- _Excerpted text_
Why would memory show up as free, to the ps utility, but not be accessable to malloc? Maybe fragmented memory. Maybe there's no contiguous block of free memory of the requested size (apparently, the size is 1048580096).
hines
Site Admin
Posts: 1682
Joined: Wed May 18, 2005 3:32 pm

Re: Memory leak (?) in NEURON/Python

Post by hines »

Try the latest 7.1 version from
http://www.neuron.yale.edu/ftp/neuron/versions/alpha/
or the hg repository
http://www.neuron.yale.edu/hg/neuron/nrn
I believe several memory leaks have been fixed since the 7.0 distribution
but if yours is still there, that is the place I will start diagnosing.
sec6
Posts: 39
Joined: Sat Mar 15, 2008 10:32 am

Re: Memory leak (?) in NEURON/Python

Post by sec6 »

Thanks, will do.
I thought updating to 7.1 might be the thing to do, but when I searched the Hg repository for "leak," I didn't find anything newer than 7.0.
hines
Site Admin
Posts: 1682
Joined: Wed May 18, 2005 3:32 pm

Re: Memory leak (?) in NEURON/Python

Post by hines »

...requested size (apparently, the size is 1048580096).
That is a large block. Do you know where and why it is being requested?
When Vector grows and overruns its current area, it typically requests a
two fold size increase, copies itself to the new area, and then releases the
old area. If you know how large it needs to be, you can preallocate with a single
resize (then resize again to 0) or see
http://www.neuron.yale.edu/neuron/stati ... uffer_size
It may be useful to see the existing Vector sizes after (or just before) the failure with

Code: Select all

objref xxx
xxx = new List("Vector")
for i=0, xxx,count-1 print i, xxx, xxx.o(i).size, xxx.o(i).buffer_size
and remember that a double is 8 bytes.
sec6
Posts: 39
Joined: Sat Mar 15, 2008 10:32 am

Re: Memory leak (?) in NEURON/Python

Post by sec6 »

1) I installed version 7.1 (much easier than I expected: thanks for the precompiled binaries), and I get the same behavior.

2) I only *think* the requested block size is 1048580096, based on the error message (quoted above) which I may be misunderstanding.

3) I, too, thought of the "two fold size increase" thing, when I saw that 50% memory usage was the breaking point, give or take a little. Thing is, though, I've turned off recording spike times in my model, so I don't see where I'd be allocating huge amounts of memory for storing Vectors -- unless some bug is causing that to happen despite my intentions. Your suggested code snippet is a much better way of checking into that than what I was planning. I will give that a try.
sec6
Posts: 39
Joined: Sat Mar 15, 2008 10:32 am

Re: Memory leak (?) in NEURON/Python

Post by sec6 »

- _Dataset records_

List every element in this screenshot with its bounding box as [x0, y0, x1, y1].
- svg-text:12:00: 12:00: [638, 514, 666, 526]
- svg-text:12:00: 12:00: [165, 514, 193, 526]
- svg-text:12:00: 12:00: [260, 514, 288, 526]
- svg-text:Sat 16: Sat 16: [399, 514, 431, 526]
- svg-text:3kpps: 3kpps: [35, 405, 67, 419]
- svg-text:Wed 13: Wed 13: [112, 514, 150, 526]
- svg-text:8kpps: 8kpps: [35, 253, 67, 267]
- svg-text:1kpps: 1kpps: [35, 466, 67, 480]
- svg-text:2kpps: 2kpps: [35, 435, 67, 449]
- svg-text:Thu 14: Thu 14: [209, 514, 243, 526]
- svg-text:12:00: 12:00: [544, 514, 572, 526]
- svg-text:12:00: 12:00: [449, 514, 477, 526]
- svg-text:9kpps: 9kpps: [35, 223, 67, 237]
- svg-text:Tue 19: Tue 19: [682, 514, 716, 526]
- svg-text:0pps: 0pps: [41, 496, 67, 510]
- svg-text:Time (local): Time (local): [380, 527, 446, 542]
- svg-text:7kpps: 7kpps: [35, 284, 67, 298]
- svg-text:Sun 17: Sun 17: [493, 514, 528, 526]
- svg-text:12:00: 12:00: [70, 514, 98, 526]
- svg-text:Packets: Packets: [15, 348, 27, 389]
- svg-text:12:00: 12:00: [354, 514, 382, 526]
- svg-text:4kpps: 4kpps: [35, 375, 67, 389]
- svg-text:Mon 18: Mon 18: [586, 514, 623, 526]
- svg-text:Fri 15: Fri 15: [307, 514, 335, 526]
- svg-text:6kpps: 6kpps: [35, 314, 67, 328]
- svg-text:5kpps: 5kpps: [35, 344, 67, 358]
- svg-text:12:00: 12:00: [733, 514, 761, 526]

- _Tasks for this exercise_
(a) Answer these questions about the memory-leak forum thread, one per line:
(i) Which version does hines suggest trying?
(ii) What did sec6 find when searching the Hg repository for "leak"?
(iii) How many bytes does hines say a double takes?
(b) Can you give the passage of the memory-leak forum thread that begins at the words "Try the latest" and stops after "will start diagnosing.", substituting "debugging" for "diagnosing"?
(c) Continue the memory-leak forum thread from the point where it stops.
The data has no connection to the memory-leak forum thread.

- _Task-by-task outputs_
(a)
(i) The latest 7.1 version.
(ii) Nothing newer than 7.0.
(iii) 8 bytes.

(b)
Try the latest 7.1 version from
http://www.neuron.yale.edu/ftp/neuron/versions/alpha/
or the hg repository
http://www.neuron.yale.edu/hg/neuron/nrn
I believe several memory leaks have been fixed since the 7.0 distribution
but if yours is still there, that is the place I will start debugging.

(c)
That is a large block. Do you know where and why it is being requested?
Yes, it occurs while "loading" NEURON's event queue, i.e. within the following set of nested loops:

Code: Select all

for i in range(numCells):
	for j in range(numExCells):
		if exNetConArray[i,j] != None:
			for (k,spikeTime) in enumerate(exTrains[j]):
				spikeTime = float(spikeTime)
				exNetConArray[i,j].event(spikeTime)

Therefore, very probably, the culprit line is:

Code: Select all

exNetConArray[i,j].event(spikeTime)
numCells is the number of cells in the model. (Since it's a single-compartment, network model, I call them "cells" though NEURON would call them "sections")
numExCells is the number of cells afferent to the cells in the model.
exTrains is a Python.List of rank-1 Python.numpy.ndarray Each array is a spike train for one afferent cell.
exNetConArray is a connectivity matrix represented by a rank-2 Python.numpy.ndarray, each element of which is either a hoc.Netcon object, or Python.none
exNetConArray.shape == (numCells,numExCells)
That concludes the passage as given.